_EXERCISE_: Locate every line in the records below that holds the word "安装检测仪表" and return each one.

***

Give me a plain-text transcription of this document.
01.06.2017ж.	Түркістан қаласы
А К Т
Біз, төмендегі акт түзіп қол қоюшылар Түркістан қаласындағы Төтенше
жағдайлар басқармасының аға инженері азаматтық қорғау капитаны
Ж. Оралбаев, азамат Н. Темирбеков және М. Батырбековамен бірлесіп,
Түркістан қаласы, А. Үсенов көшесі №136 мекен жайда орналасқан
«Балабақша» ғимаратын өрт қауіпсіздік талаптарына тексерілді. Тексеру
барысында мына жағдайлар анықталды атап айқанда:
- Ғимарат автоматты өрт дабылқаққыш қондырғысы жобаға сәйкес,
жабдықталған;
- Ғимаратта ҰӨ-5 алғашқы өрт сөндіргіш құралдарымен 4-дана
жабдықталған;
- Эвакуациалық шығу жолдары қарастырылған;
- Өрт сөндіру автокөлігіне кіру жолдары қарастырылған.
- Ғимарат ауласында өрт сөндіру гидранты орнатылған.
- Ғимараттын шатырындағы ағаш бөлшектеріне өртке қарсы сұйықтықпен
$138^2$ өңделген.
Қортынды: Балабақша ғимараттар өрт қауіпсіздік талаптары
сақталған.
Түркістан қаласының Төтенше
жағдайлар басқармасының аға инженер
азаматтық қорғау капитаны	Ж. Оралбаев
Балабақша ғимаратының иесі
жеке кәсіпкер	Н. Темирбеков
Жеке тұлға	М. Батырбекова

***

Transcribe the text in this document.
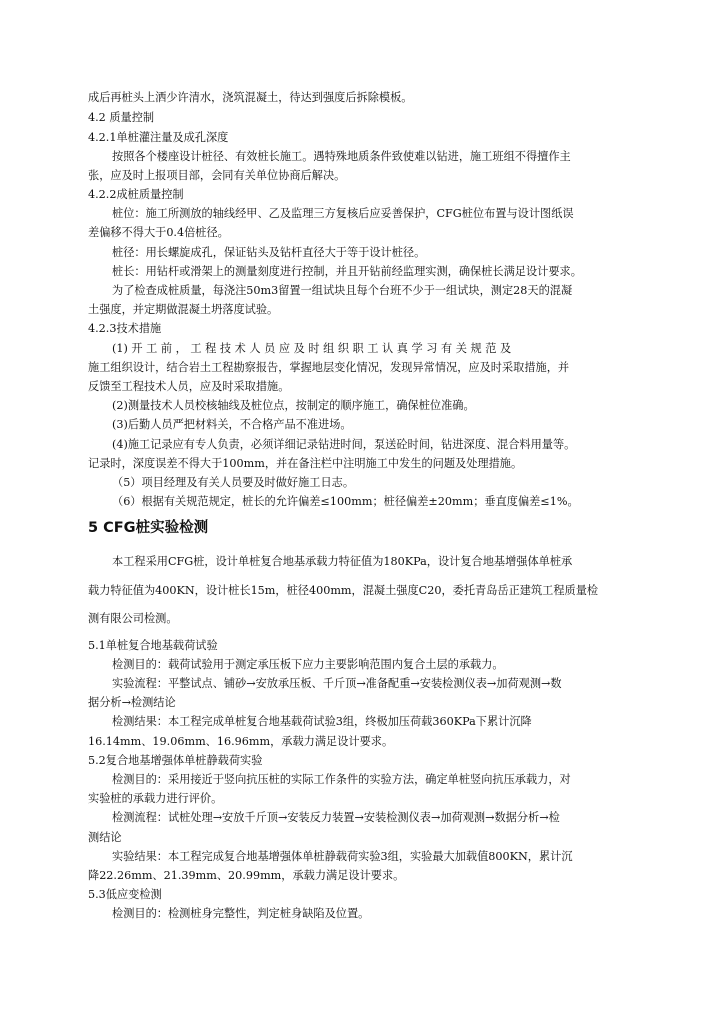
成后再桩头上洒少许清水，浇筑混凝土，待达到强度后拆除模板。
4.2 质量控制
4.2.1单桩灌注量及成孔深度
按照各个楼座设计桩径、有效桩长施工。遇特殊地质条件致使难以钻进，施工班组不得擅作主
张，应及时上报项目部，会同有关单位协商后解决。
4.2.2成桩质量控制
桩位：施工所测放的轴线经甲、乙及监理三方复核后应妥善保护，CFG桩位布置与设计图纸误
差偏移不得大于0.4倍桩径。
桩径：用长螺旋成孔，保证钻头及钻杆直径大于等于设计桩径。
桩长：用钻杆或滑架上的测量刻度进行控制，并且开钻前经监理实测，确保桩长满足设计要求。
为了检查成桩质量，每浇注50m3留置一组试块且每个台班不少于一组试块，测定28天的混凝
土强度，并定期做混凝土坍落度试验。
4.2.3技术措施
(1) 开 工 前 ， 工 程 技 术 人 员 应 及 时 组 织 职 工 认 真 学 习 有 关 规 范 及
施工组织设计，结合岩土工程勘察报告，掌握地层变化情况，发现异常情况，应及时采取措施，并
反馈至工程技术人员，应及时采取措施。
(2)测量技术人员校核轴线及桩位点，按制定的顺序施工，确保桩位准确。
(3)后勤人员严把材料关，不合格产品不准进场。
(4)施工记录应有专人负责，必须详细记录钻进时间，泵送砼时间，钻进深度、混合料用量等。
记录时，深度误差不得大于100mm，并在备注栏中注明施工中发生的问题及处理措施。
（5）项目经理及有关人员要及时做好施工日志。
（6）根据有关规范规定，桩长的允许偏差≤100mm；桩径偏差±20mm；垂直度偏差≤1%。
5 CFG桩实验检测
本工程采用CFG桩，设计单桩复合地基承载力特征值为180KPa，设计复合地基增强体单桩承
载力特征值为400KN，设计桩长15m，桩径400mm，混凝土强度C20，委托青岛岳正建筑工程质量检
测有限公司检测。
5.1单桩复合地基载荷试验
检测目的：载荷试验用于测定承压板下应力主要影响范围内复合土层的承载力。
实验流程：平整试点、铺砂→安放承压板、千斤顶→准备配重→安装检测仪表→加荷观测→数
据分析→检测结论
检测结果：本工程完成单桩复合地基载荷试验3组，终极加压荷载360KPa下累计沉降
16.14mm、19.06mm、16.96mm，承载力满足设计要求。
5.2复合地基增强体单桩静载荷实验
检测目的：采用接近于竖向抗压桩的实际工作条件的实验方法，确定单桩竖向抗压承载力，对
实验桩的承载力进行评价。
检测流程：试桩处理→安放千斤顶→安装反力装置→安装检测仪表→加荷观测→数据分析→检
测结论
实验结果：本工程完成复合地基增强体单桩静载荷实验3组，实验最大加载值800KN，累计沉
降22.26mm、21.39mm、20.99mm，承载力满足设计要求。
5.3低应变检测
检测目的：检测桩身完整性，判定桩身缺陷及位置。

***

_FULL RESPONSE_:
实验流程：平整试点、铺砂→安放承压板、千斤顶→准备配重→安装检测仪表→加荷观测→数
检测流程：试桩处理→安放千斤顶→安装反力装置→安装检测仪表→加荷观测→数据分析→检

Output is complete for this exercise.